◆ The task ◆
What follows is a set of entries. Give them again exactly, without the pictures.

--- Start Source data ---

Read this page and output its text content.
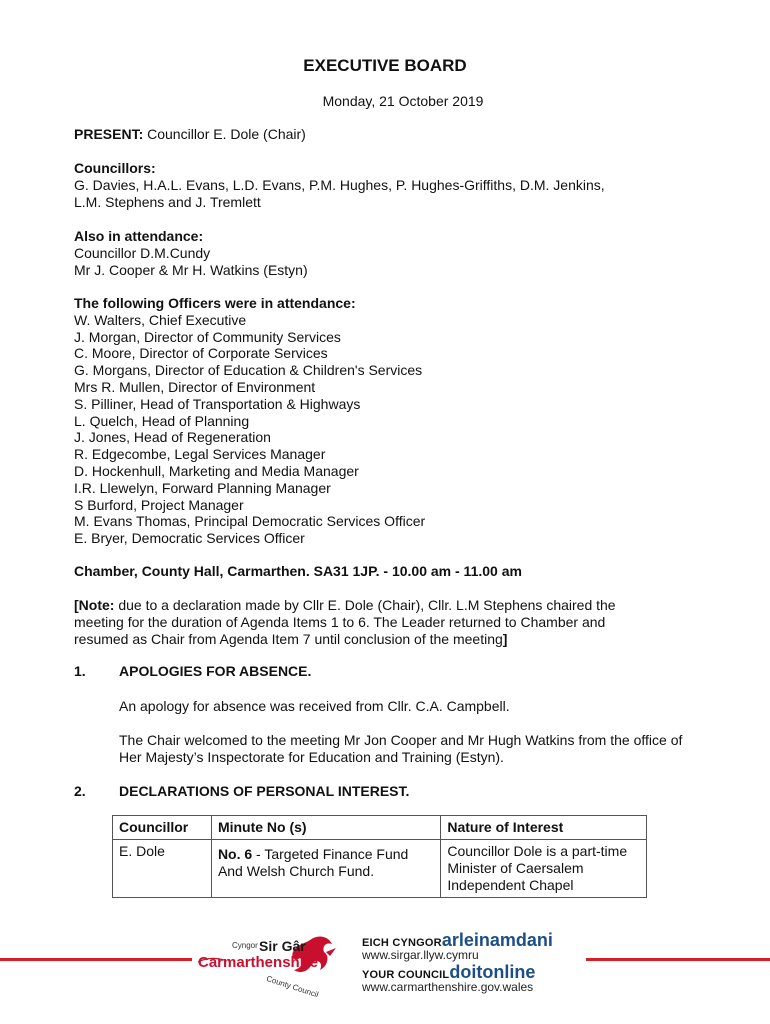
EXECUTIVE BOARD
Monday, 21 October 2019
PRESENT: Councillor E. Dole (Chair)
Councillors:
G. Davies, H.A.L. Evans, L.D. Evans, P.M. Hughes, P. Hughes-Griffiths, D.M. Jenkins,
L.M. Stephens and J. Tremlett
Also in attendance:
Councillor D.M.Cundy
Mr J. Cooper & Mr H. Watkins (Estyn)
The following Officers were in attendance:
W. Walters, Chief Executive
J. Morgan, Director of Community Services
C. Moore, Director of Corporate Services
G. Morgans, Director of Education & Children's Services
Mrs R. Mullen, Director of Environment
S. Pilliner, Head of Transportation & Highways
L. Quelch, Head of Planning
J. Jones, Head of Regeneration
R. Edgecombe, Legal Services Manager
D. Hockenhull, Marketing and Media Manager
I.R. Llewelyn, Forward Planning Manager
S Burford, Project Manager
M. Evans Thomas, Principal Democratic Services Officer
E. Bryer, Democratic Services Officer
Chamber, County Hall, Carmarthen. SA31 1JP. - 10.00 am - 11.00 am
[Note: due to a declaration made by Cllr E. Dole (Chair), Cllr. L.M Stephens chaired the
meeting for the duration of Agenda Items 1 to 6. The Leader returned to Chamber and
resumed as Chair from Agenda Item 7 until conclusion of the meeting]
1. APOLOGIES FOR ABSENCE.
An apology for absence was received from Cllr. C.A. Campbell.
The Chair welcomed to the meeting Mr Jon Cooper and Mr Hugh Watkins from the office of Her Majesty’s Inspectorate for Education and Training (Estyn).
2. DECLARATIONS OF PERSONAL INTEREST.
Councillor	Minute No (s)	Nature of Interest
E. Dole	No. 6 - Targeted Finance Fund And Welsh Church Fund.	Councillor Dole is a part-time Minister of Caersalem Independent Chapel
Cyngor Sir Gâr
Carmarthenshire
County Council
EICH CYNGORarleinamdani
www.sirgar.llyw.cymru
YOUR COUNCILdoitonline
www.carmarthenshire.gov.wales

--- End Source data ---

◆ Result of this exercise ◆
Read this page and output its text content.
EXECUTIVE BOARD
Monday, 21 October 2019
PRESENT: Councillor E. Dole (Chair)
Councillors:
G. Davies, H.A.L. Evans, L.D. Evans, P.M. Hughes, P. Hughes-Griffiths, D.M. Jenkins,
L.M. Stephens and J. Tremlett
Also in attendance:
Councillor D.M.Cundy
Mr J. Cooper & Mr H. Watkins (Estyn)
The following Officers were in attendance:
W. Walters, Chief Executive
J. Morgan, Director of Community Services
C. Moore, Director of Corporate Services
G. Morgans, Director of Education & Children's Services
Mrs R. Mullen, Director of Environment
S. Pilliner, Head of Transportation & Highways
L. Quelch, Head of Planning
J. Jones, Head of Regeneration
R. Edgecombe, Legal Services Manager
D. Hockenhull, Marketing and Media Manager
I.R. Llewelyn, Forward Planning Manager
S Burford, Project Manager
M. Evans Thomas, Principal Democratic Services Officer
E. Bryer, Democratic Services Officer
Chamber, County Hall, Carmarthen. SA31 1JP. - 10.00 am - 11.00 am
[Note: due to a declaration made by Cllr E. Dole (Chair), Cllr. L.M Stephens chaired the
meeting for the duration of Agenda Items 1 to 6. The Leader returned to Chamber and
resumed as Chair from Agenda Item 7 until conclusion of the meeting]
1. APOLOGIES FOR ABSENCE.
An apology for absence was received from Cllr. C.A. Campbell.
The Chair welcomed to the meeting Mr Jon Cooper and Mr Hugh Watkins from the office of Her Majesty’s Inspectorate for Education and Training (Estyn).
2. DECLARATIONS OF PERSONAL INTEREST.
Councillor	Minute No (s)	Nature of Interest
E. Dole	No. 6 - Targeted Finance Fund And Welsh Church Fund.	Councillor Dole is a part-time Minister of Caersalem Independent Chapel
Cyngor Sir Gâr
Carmarthenshire
County Council
EICH CYNGORarleinamdani
www.sirgar.llyw.cymru
YOUR COUNCILdoitonline
www.carmarthenshire.gov.wales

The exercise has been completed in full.